[Extracted records]
......
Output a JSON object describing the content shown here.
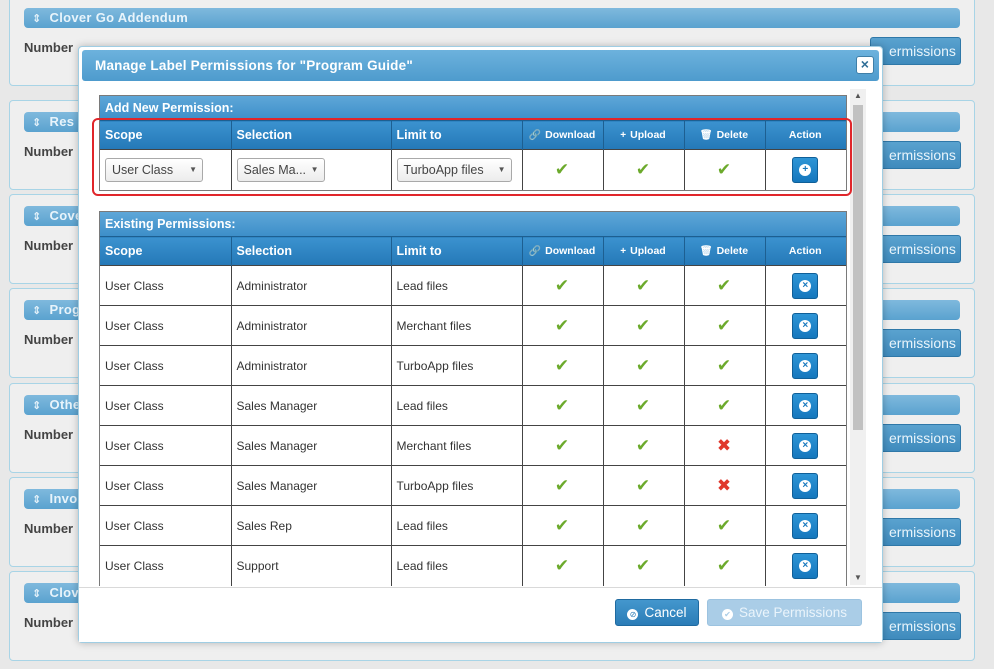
{
  "background": {
    "panels": [
      {
        "title": "Clover Go Addendum",
        "number_label": "Number",
        "button": "ermissions"
      },
      {
        "title": "Res",
        "number_label": "Number",
        "button": "ermissions"
      },
      {
        "title": "Cove",
        "number_label": "Number",
        "button": "ermissions"
      },
      {
        "title": "Prog",
        "number_label": "Number",
        "button": "ermissions"
      },
      {
        "title": "Othe",
        "number_label": "Number",
        "button": "ermissions"
      },
      {
        "title": "Invo",
        "number_label": "Number",
        "button": "ermissions"
      },
      {
        "title": "Clov",
        "number_label": "Number",
        "button": "ermissions"
      }
    ]
  },
  "modal": {
    "title": "Manage Label Permissions for \"Program Guide\"",
    "close": "×",
    "columns": {
      "scope": "Scope",
      "selection": "Selection",
      "limit": "Limit to",
      "download": "Download",
      "upload": "Upload",
      "delete": "Delete",
      "action": "Action"
    },
    "add_new": {
      "title": "Add New Permission:",
      "scope_value": "User Class",
      "selection_value": "Sales Ma...",
      "limit_value": "TurboApp files",
      "download": true,
      "upload": true,
      "delete": true
    },
    "existing": {
      "title": "Existing Permissions:",
      "rows": [
        {
          "scope": "User Class",
          "selection": "Administrator",
          "limit": "Lead files",
          "download": true,
          "upload": true,
          "delete": true
        },
        {
          "scope": "User Class",
          "selection": "Administrator",
          "limit": "Merchant files",
          "download": true,
          "upload": true,
          "delete": true
        },
        {
          "scope": "User Class",
          "selection": "Administrator",
          "limit": "TurboApp files",
          "download": true,
          "upload": true,
          "delete": true
        },
        {
          "scope": "User Class",
          "selection": "Sales Manager",
          "limit": "Lead files",
          "download": true,
          "upload": true,
          "delete": true
        },
        {
          "scope": "User Class",
          "selection": "Sales Manager",
          "limit": "Merchant files",
          "download": true,
          "upload": true,
          "delete": false
        },
        {
          "scope": "User Class",
          "selection": "Sales Manager",
          "limit": "TurboApp files",
          "download": true,
          "upload": true,
          "delete": false
        },
        {
          "scope": "User Class",
          "selection": "Sales Rep",
          "limit": "Lead files",
          "download": true,
          "upload": true,
          "delete": true
        },
        {
          "scope": "User Class",
          "selection": "Support",
          "limit": "Lead files",
          "download": true,
          "upload": true,
          "delete": true
        }
      ]
    },
    "footer": {
      "cancel": "Cancel",
      "save": "Save Permissions"
    }
  },
  "colors": {
    "header_blue": "#2478b7",
    "check_green": "#6caa2c",
    "cross_red": "#e0382c",
    "highlight": "#e0262b"
  }
}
......
*What is asked*. Every line above should be returned word for word, with the pictures left behind.

*Worked answer*.
Output a JSON object describing the content shown here.
{
  "background": {
    "panels": [
      {
        "title": "Clover Go Addendum",
        "number_label": "Number",
        "button": "ermissions"
      },
      {
        "title": "Res",
        "number_label": "Number",
        "button": "ermissions"
      },
      {
        "title": "Cove",
        "number_label": "Number",
        "button": "ermissions"
      },
      {
        "title": "Prog",
        "number_label": "Number",
        "button": "ermissions"
      },
      {
        "title": "Othe",
        "number_label": "Number",
        "button": "ermissions"
      },
      {
        "title": "Invo",
        "number_label": "Number",
        "button": "ermissions"
      },
      {
        "title": "Clov",
        "number_label": "Number",
        "button": "ermissions"
      }
    ]
  },
  "modal": {
    "title": "Manage Label Permissions for \"Program Guide\"",
    "close": "×",
    "columns": {
      "scope": "Scope",
      "selection": "Selection",
      "limit": "Limit to",
      "download": "Download",
      "upload": "Upload",
      "delete": "Delete",
      "action": "Action"
    },
    "add_new": {
      "title": "Add New Permission:",
      "scope_value": "User Class",
      "selection_value": "Sales Ma...",
      "limit_value": "TurboApp files",
      "download": true,
      "upload": true,
      "delete": true
    },
    "existing": {
      "title": "Existing Permissions:",
      "rows": [
        {
          "scope": "User Class",
          "selection": "Administrator",
          "limit": "Lead files",
          "download": true,
          "upload": true,
          "delete": true
        },
        {
          "scope": "User Class",
          "selection": "Administrator",
          "limit": "Merchant files",
          "download": true,
          "upload": true,
          "delete": true
        },
        {
          "scope": "User Class",
          "selection": "Administrator",
          "limit": "TurboApp files",
          "download": true,
          "upload": true,
          "delete": true
        },
        {
          "scope": "User Class",
          "selection": "Sales Manager",
          "limit": "Lead files",
          "download": true,
          "upload": true,
          "delete": true
        },
        {
          "scope": "User Class",
          "selection": "Sales Manager",
          "limit": "Merchant files",
          "download": true,
          "upload": true,
          "delete": false
        },
        {
          "scope": "User Class",
          "selection": "Sales Manager",
          "limit": "TurboApp files",
          "download": true,
          "upload": true,
          "delete": false
        },
        {
          "scope": "User Class",
          "selection": "Sales Rep",
          "limit": "Lead files",
          "download": true,
          "upload": true,
          "delete": true
        },
        {
          "scope": "User Class",
          "selection": "Support",
          "limit": "Lead files",
          "download": true,
          "upload": true,
          "delete": true
        }
      ]
    },
    "footer": {
      "cancel": "Cancel",
      "save": "Save Permissions"
    }
  },
  "colors": {
    "header_blue": "#2478b7",
    "check_green": "#6caa2c",
    "cross_red": "#e0382c",
    "highlight": "#e0262b"
  }
}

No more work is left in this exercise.